- _SHORT EXERCISE_
Without the pictures, copy all the entries below exactly.

(Extracted data entries)
┌────────

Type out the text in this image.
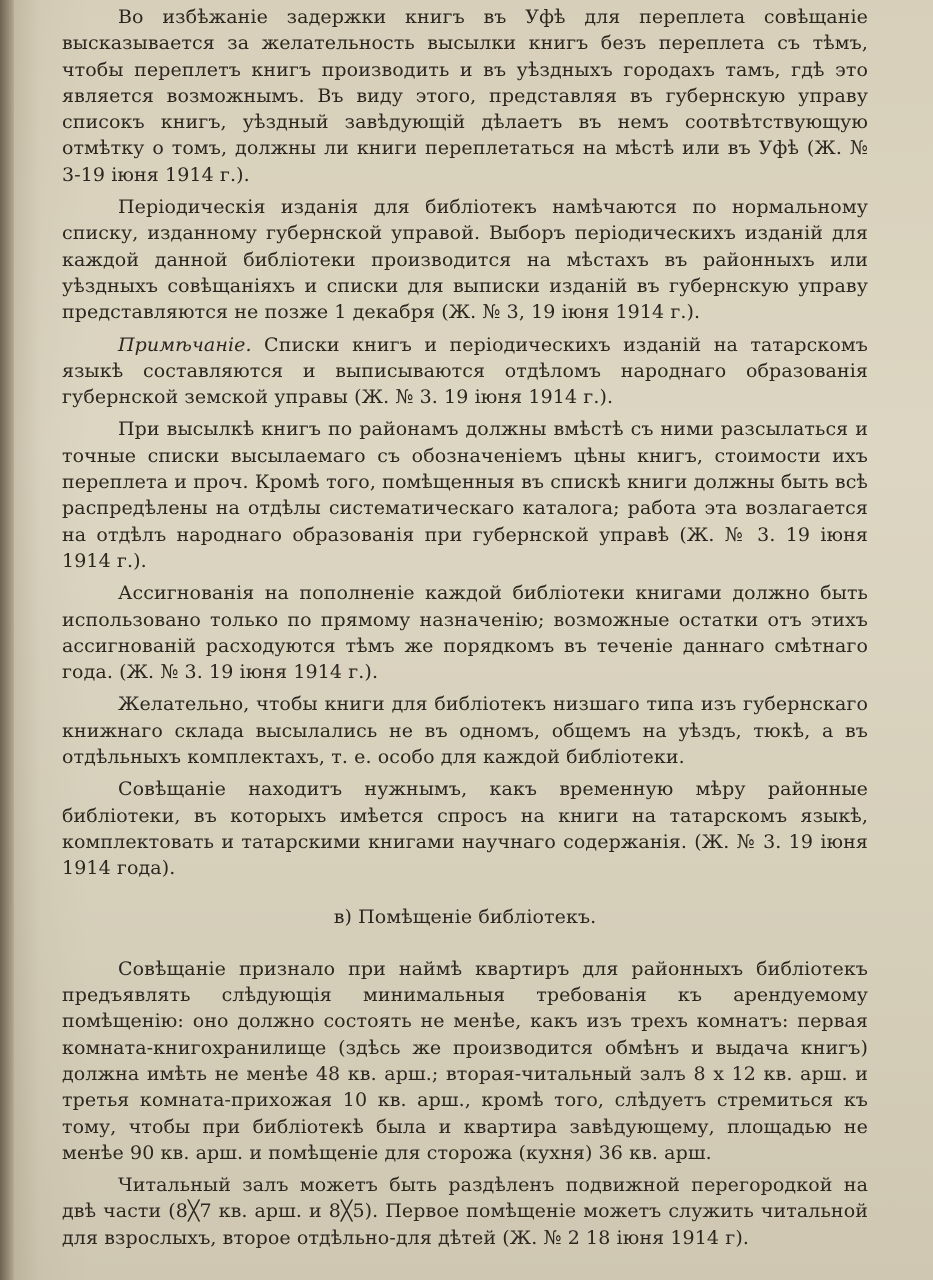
Во избѣжаніе задержки книгъ въ Уфѣ для переплета совѣщаніе высказывается за желательность высылки книгъ безъ переплета съ тѣмъ, чтобы переплетъ книгъ производить и въ уѣздныхъ городахъ тамъ, гдѣ это является возможнымъ. Въ виду этого, представляя въ губернскую управу списокъ книгъ, уѣздный завѣдующій дѣлаетъ въ немъ соотвѣтствующую отмѣтку о томъ, должны ли книги переплетаться на мѣстѣ или въ Уфѣ (Ж. № 3-19 іюня 1914 г.).

Періодическія изданія для библіотекъ намѣчаются по нормальному списку, изданному губернской управой. Выборъ періодическихъ изданій для каждой данной библіотеки производится на мѣстахъ въ районныхъ или уѣздныхъ совѣщаніяхъ и списки для выписки изданій въ губернскую управу представляются не позже 1 декабря (Ж. № 3, 19 іюня 1914 г.).

Примѣчаніе. Списки книгъ и періодическихъ изданій на татарскомъ языкѣ составляются и выписываются отдѣломъ народнаго образованія губернской земской управы (Ж. № 3. 19 іюня 1914 г.).

При высылкѣ книгъ по районамъ должны вмѣстѣ съ ними разсылаться и точные списки высылаемаго съ обозначеніемъ цѣны книгъ, стоимости ихъ переплета и проч. Кромѣ того, помѣщенныя въ спискѣ книги должны быть всѣ распредѣлены на отдѣлы систематическаго каталога; работа эта возлагается на отдѣлъ народнаго образованія при губернской управѣ (Ж. № 3. 19 іюня 1914 г.).

Ассигнованія на пополненіе каждой библіотеки книгами должно быть использовано только по прямому назначенію; возможные остатки отъ этихъ ассигнованій расходуются тѣмъ же порядкомъ въ теченіе даннаго смѣтнаго года. (Ж. № 3. 19 іюня 1914 г.).

Желательно, чтобы книги для библіотекъ низшаго типа изъ губернскаго книжнаго склада высылались не въ одномъ, общемъ на уѣздъ, тюкѣ, а въ отдѣльныхъ комплектахъ, т. е. особо для каждой библіотеки.

Совѣщаніе находитъ нужнымъ, какъ временную мѣру районные библіотеки, въ которыхъ имѣется спросъ на книги на татарскомъ языкѣ, комплектовать и татарскими книгами научнаго содержанія. (Ж. № 3. 19 іюня 1914 года).

в) Помѣщеніе библіотекъ.

Совѣщаніе признало при наймѣ квартиръ для районныхъ библіотекъ предъявлять слѣдующія минимальныя требованія къ арендуемому помѣщенію: оно должно состоять не менѣе, какъ изъ трехъ комнатъ: первая комната-книгохранилище (здѣсь же производится обмѣнъ и выдача книгъ) должна имѣть не менѣе 48 кв. арш.; вторая-читальный залъ 8 х 12 кв. арш. и третья комната-прихожая 10 кв. арш., кромѣ того, слѣдуетъ стремиться къ тому, чтобы при библіотекѣ была и квартира завѣдующему, площадью не менѣе 90 кв. арш. и помѣщеніе для сторожа (кухня) 36 кв. арш.

Читальный залъ можетъ быть раздѣленъ подвижной перегородкой на двѣ части (8╳7 кв. арш. и 8╳5). Первое помѣщеніе можетъ служить читальной для взрослыхъ, второе отдѣльно-для дѣтей (Ж. № 2 18 іюня 1914 г).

└────────

- _WRITTEN RESPONSE_
Type out the text in this image.
Во избѣжаніе задержки книгъ въ Уфѣ для переплета совѣщаніе высказывается за желательность высылки книгъ безъ переплета съ тѣмъ, чтобы переплетъ книгъ производить и въ уѣздныхъ городахъ тамъ, гдѣ это является возможнымъ. Въ виду этого, представляя въ губернскую управу списокъ книгъ, уѣздный завѣдующій дѣлаетъ въ немъ соотвѣтствующую отмѣтку о томъ, должны ли книги переплетаться на мѣстѣ или въ Уфѣ (Ж. № 3-19 іюня 1914 г.).

Періодическія изданія для библіотекъ намѣчаются по нормальному списку, изданному губернской управой. Выборъ періодическихъ изданій для каждой данной библіотеки производится на мѣстахъ въ районныхъ или уѣздныхъ совѣщаніяхъ и списки для выписки изданій въ губернскую управу представляются не позже 1 декабря (Ж. № 3, 19 іюня 1914 г.).

Примѣчаніе. Списки книгъ и періодическихъ изданій на татарскомъ языкѣ составляются и выписываются отдѣломъ народнаго образованія губернской земской управы (Ж. № 3. 19 іюня 1914 г.).

При высылкѣ книгъ по районамъ должны вмѣстѣ съ ними разсылаться и точные списки высылаемаго съ обозначеніемъ цѣны книгъ, стоимости ихъ переплета и проч. Кромѣ того, помѣщенныя въ спискѣ книги должны быть всѣ распредѣлены на отдѣлы систематическаго каталога; работа эта возлагается на отдѣлъ народнаго образованія при губернской управѣ (Ж. № 3. 19 іюня 1914 г.).

Ассигнованія на пополненіе каждой библіотеки книгами должно быть использовано только по прямому назначенію; возможные остатки отъ этихъ ассигнованій расходуются тѣмъ же порядкомъ въ теченіе даннаго смѣтнаго года. (Ж. № 3. 19 іюня 1914 г.).

Желательно, чтобы книги для библіотекъ низшаго типа изъ губернскаго книжнаго склада высылались не въ одномъ, общемъ на уѣздъ, тюкѣ, а въ отдѣльныхъ комплектахъ, т. е. особо для каждой библіотеки.

Совѣщаніе находитъ нужнымъ, какъ временную мѣру районные библіотеки, въ которыхъ имѣется спросъ на книги на татарскомъ языкѣ, комплектовать и татарскими книгами научнаго содержанія. (Ж. № 3. 19 іюня 1914 года).

в) Помѣщеніе библіотекъ.

Совѣщаніе признало при наймѣ квартиръ для районныхъ библіотекъ предъявлять слѣдующія минимальныя требованія къ арендуемому помѣщенію: оно должно состоять не менѣе, какъ изъ трехъ комнатъ: первая комната-книгохранилище (здѣсь же производится обмѣнъ и выдача книгъ) должна имѣть не менѣе 48 кв. арш.; вторая-читальный залъ 8 х 12 кв. арш. и третья комната-прихожая 10 кв. арш., кромѣ того, слѣдуетъ стремиться къ тому, чтобы при библіотекѣ была и квартира завѣдующему, площадью не менѣе 90 кв. арш. и помѣщеніе для сторожа (кухня) 36 кв. арш.

Читальный залъ можетъ быть раздѣленъ подвижной перегородкой на двѣ части (8╳7 кв. арш. и 8╳5). Первое помѣщеніе можетъ служить читальной для взрослыхъ, второе отдѣльно-для дѣтей (Ж. № 2 18 іюня 1914 г).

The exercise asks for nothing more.